### Estratto del testo

──────

Essa è “cura”, l’ “avere a cuore”, cioè l’attività mentale
nella sua massima maturità evolutiva. E’ l’attuale culmine della vita
irresistibilmente impegnata a trattare
di sé. Tutto ciò potrebbe anche dirsi “spirito”, in un significato però che non
ha nulla a che vedere con le ontologie spiritualistiche e, tanto meno, con le
fantasticherie spiritistiche, e richiama semmai l’idea hegeliana del Geist, che è la storia della coscienza nel
suo continuo attualizzarsi.
Certamente,
per quel che ci risulta, non c’è attività mentale senza cervello. Tuttavia
l’attività mentale non è il cervello (infatti per amara celia si può ammettere che
ci sono anche cervelli che non pensano!). Così la digestione non è lo stomaco, la
visione non è l’occhio, né alcuna funzione è l’organo che la rende possibile.
Scienza
è costruzione di un qualche sapere delle cose dall’esterno, dal loro darsi
alla osservazione dell’uomo. Umanesimo invece è costruzione di sapere dall’interno, il porre attenzione e cura
al sentire, al provare, al pensare dell’uomo. Scienza è il calcolare le cose
che si presentano alla osservazione, da fuori. Umanesimo è l’avventurarsi nel labirinto del vissuto, ad incontrare le rappresentazioni mentali delle cose, da dentro.
Il
cervello è un essere ambiguo. E’ una macchina naturale, e come tale è
osservabile dall’esterno, scientificamente.
Ma è anche la macchina, grazie ai cui calcoli c’è coscienza ed io so di essere,
così come ogni uomo sa di sé. E’ per il lavoro di questa macchina che, per
quanto le diverse coscienze personali siano l’un l’altra irriducibili, noi siamo
capaci di costruire sistemi con cui comunicare tra viventi umani.
Così,
se scientifico è occuparsi del cervello dell’uomo, umanistico è occuparsi
dell’uomo del cervello. Il cervello oggetto di scienza è una cosa che ci sta
davanti, sotto i nostri occhi, in ogni modo fuori,
in un luogo dello spazio, esterno a quello occupato dal corpo dell’osservatore.

──────

### Estratto dei dati
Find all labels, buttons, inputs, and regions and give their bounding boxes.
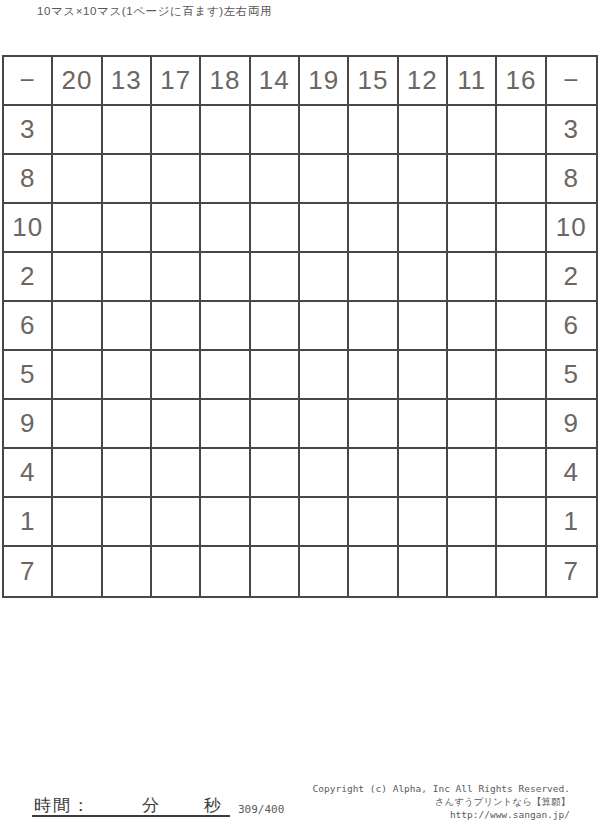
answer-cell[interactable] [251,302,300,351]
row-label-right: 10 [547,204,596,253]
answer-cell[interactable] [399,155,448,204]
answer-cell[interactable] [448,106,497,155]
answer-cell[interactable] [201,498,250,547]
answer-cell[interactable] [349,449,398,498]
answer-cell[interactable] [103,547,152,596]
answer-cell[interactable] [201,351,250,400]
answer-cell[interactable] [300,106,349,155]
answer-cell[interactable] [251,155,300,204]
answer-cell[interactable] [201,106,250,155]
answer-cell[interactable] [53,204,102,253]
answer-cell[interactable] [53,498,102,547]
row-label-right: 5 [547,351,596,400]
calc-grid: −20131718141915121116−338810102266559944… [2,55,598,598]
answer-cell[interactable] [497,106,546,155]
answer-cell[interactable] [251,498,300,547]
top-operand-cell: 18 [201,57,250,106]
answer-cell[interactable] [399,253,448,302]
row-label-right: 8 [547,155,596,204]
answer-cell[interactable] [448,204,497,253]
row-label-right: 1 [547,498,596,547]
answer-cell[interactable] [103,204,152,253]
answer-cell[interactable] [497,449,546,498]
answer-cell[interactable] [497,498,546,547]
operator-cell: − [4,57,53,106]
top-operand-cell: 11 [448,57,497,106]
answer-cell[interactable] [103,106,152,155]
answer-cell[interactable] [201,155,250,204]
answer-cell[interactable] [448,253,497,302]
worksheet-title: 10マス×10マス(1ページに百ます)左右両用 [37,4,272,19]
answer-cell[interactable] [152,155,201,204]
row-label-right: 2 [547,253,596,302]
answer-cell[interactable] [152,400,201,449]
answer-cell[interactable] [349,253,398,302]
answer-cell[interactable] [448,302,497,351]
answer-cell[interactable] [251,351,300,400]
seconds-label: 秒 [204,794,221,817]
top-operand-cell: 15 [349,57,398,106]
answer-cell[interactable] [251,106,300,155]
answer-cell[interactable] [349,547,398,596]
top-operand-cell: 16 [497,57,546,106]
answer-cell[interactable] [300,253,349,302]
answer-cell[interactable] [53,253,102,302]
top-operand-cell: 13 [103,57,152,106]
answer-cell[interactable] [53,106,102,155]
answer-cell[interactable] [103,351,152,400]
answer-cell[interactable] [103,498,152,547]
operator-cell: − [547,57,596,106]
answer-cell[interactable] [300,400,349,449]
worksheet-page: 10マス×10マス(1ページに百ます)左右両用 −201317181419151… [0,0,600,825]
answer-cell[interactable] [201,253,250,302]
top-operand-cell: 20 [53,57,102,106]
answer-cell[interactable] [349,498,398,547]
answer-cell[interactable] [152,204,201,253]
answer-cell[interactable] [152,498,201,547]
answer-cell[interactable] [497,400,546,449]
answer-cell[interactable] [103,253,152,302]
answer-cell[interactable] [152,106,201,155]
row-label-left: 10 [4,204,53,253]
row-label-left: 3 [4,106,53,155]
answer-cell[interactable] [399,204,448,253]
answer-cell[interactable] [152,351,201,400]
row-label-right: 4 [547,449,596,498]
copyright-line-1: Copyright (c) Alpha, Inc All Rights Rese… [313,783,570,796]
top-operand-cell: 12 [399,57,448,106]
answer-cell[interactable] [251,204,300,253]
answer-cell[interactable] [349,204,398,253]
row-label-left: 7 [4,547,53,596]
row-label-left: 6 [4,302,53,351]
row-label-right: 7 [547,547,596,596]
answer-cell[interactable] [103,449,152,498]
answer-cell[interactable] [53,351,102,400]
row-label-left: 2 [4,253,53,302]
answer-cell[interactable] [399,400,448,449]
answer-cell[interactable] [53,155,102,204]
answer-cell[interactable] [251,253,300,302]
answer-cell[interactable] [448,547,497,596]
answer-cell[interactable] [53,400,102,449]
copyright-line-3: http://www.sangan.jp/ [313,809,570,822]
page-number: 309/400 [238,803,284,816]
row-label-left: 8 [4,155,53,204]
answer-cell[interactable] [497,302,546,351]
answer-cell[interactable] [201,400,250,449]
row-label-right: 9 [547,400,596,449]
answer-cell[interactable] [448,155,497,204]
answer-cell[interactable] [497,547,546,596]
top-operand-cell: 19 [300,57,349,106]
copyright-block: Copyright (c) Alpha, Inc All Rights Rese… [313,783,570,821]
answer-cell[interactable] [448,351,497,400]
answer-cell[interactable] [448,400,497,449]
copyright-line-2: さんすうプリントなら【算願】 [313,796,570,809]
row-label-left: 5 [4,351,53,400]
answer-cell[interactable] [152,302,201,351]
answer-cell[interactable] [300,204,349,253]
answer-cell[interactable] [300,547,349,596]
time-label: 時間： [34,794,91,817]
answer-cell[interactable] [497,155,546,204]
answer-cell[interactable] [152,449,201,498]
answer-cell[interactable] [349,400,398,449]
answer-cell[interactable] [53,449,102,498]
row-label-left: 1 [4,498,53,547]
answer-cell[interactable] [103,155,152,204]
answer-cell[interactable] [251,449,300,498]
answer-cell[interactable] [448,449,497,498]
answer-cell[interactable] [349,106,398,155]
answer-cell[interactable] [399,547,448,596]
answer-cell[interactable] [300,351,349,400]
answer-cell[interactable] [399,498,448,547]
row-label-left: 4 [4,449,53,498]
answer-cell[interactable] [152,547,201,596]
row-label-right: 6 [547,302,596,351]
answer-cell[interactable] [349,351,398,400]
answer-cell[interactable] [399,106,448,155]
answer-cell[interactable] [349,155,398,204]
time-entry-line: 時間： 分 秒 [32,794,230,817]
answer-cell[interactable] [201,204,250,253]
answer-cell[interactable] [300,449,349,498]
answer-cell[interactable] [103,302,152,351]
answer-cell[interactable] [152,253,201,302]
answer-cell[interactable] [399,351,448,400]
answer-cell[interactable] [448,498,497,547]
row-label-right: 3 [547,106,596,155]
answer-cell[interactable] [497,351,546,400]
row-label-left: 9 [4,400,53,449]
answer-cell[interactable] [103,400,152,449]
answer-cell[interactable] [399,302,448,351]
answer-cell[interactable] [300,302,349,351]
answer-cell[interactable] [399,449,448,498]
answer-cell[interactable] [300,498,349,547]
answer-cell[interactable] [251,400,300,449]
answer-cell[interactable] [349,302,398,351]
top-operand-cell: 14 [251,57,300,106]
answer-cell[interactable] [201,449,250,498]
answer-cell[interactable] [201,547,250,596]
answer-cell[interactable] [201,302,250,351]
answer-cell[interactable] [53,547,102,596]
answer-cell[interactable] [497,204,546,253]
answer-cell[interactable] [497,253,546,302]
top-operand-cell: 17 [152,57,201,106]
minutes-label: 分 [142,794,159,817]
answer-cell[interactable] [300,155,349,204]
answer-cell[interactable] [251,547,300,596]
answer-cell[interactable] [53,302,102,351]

──────

### Obiettivi
a – Nel brano su scienza e umanesimo, in che cosa consiste l'umanesimo?
b – Prosegui il brano su scienza e umanesimo dopo la sua ultima frase.
Le righe non servono per questo lavoro.

### Risposte in ordine
a – È costruzione di sapere dall'interno: il porre attenzione e cura al sentire, al provare, al pensare dell'uomo.

b –
Ben diversamente, l’umanista è interessato al cervello come mente: egli infatti
esplora l’anima, riattraversa cioè sensazioni, emozioni, pensieri vissuti. Chi
può far questo, se non l’uomo stesso, non un qualsiasi uomo, ma l’unico, irripetibile
uomo che quelle sensazioni e quelle emozioni ha provate, e quei pensieri ha concepiti,
insomma dal di dentro? Mentre i
saperi scientifici sono osservazioni, calcoli, inferenze, i saperi umanistici
sono miti, arti, meditazioni. Comunque gli uni, dal di fuori, e gli altri, dal di
dentro, sono saperi con cui l’uomo non cessa mai di occuparsi di sé: l’intero
cosmo infatti è la rappresentazione umana di ciò che esiste, è appunto “il
cosmo della mente”.
In
conclusione, molti e assai vari sono i saperi, ma la cultura è una, perché uno
è ciò, di cui da fuori o da dentro
tutti i saperi si occupano, hanno cura.
La
cosiddetta intelligenza artificiale, emulando tecnicamente il cervello naturale
nel suo ruolo di central processing unit,
governa anch’essa pezzi complessi di funzionanti esistenze e addirittura impara
a produrne di nuovi. Ma il suo rapporto con i suoi stessi prodotti è un
esclusivo di fuori. Ben altrimenti, quando
il severo scienziato, applicandosi ad un pezzo di esistente, lo osserva da di fuori, nel suo gesto non c’è soltanto
il di fuori della cosa. C’è primariamente
l’interesse intellettuale che spinge: la passione del conoscere, il gusto di
comprendere. C’è insomma la coscienza nell’incessante attualizzarsi della sua
storia, la vita che dal di dentro si
sa.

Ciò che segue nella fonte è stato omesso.